GOAL ▸
In the lines below, how many hold the word "about"? Answer only with the number.

ENTRIES SUPPLIED ▸
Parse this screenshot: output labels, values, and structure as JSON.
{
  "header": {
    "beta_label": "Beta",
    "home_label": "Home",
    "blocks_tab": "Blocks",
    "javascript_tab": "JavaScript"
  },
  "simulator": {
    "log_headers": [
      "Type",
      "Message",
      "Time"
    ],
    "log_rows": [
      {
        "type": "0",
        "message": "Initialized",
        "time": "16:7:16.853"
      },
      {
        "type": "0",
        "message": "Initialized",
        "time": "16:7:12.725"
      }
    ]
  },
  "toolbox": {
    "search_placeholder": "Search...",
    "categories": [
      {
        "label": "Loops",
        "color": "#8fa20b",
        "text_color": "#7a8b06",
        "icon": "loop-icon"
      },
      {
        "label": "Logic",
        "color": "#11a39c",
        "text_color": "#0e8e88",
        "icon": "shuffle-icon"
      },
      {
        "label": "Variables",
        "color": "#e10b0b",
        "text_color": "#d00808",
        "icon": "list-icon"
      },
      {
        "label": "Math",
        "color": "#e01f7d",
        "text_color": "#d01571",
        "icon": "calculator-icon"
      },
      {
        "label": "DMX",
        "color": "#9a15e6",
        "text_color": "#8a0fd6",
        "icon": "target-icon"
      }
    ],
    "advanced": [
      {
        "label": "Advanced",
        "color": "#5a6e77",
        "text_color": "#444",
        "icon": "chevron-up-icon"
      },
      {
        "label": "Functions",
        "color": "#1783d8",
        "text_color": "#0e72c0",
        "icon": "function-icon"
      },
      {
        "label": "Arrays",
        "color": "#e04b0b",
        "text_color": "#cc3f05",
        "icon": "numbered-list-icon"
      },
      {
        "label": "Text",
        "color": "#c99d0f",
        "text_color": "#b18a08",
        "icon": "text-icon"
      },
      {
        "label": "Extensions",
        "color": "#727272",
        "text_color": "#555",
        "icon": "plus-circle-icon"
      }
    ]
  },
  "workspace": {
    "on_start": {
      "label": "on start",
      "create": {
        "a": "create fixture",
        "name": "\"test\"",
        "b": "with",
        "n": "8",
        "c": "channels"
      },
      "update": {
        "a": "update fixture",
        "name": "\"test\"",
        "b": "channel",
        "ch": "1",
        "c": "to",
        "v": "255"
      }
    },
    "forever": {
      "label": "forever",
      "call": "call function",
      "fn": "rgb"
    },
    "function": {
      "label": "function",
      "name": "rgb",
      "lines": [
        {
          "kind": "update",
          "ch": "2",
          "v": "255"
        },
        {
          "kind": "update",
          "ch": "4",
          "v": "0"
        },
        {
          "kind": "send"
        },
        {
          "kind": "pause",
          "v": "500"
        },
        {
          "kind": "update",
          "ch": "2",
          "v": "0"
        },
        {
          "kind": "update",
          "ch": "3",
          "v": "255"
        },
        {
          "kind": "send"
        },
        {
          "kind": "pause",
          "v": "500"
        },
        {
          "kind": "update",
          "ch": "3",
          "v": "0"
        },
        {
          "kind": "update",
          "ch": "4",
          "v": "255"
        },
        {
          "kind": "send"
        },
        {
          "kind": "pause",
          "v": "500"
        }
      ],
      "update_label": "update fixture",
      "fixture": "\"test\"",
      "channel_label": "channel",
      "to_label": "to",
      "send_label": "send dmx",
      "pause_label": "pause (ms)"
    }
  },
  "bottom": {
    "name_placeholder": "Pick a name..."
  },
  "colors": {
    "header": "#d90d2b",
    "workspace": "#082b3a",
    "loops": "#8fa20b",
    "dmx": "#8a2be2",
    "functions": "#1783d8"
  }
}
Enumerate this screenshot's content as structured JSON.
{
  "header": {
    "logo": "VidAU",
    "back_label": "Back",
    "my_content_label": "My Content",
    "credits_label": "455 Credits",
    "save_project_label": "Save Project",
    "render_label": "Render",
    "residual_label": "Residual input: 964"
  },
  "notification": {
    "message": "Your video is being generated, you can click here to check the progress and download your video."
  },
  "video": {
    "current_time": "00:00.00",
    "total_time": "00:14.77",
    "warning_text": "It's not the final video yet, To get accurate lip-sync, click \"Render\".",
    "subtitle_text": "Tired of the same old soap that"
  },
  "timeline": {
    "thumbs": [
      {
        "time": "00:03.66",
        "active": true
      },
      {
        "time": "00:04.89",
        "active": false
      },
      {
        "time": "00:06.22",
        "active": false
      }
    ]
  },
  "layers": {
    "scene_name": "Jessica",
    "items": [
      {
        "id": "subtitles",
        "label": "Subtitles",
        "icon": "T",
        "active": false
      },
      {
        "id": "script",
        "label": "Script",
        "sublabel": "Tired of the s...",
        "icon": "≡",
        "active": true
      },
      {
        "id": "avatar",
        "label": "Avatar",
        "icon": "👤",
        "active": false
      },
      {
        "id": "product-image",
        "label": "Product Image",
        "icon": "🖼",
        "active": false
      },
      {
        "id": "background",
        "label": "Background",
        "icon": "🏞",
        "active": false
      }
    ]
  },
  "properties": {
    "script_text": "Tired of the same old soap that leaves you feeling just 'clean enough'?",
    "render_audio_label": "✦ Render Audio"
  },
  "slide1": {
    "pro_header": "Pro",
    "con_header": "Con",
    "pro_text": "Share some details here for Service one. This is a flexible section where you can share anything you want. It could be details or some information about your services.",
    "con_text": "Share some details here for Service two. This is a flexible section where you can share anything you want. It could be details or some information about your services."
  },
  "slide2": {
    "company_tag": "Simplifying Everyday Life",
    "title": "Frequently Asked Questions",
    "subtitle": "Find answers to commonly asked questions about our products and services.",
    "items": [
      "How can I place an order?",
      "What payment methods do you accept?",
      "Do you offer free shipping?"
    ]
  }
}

TASK ANSWER ▸
3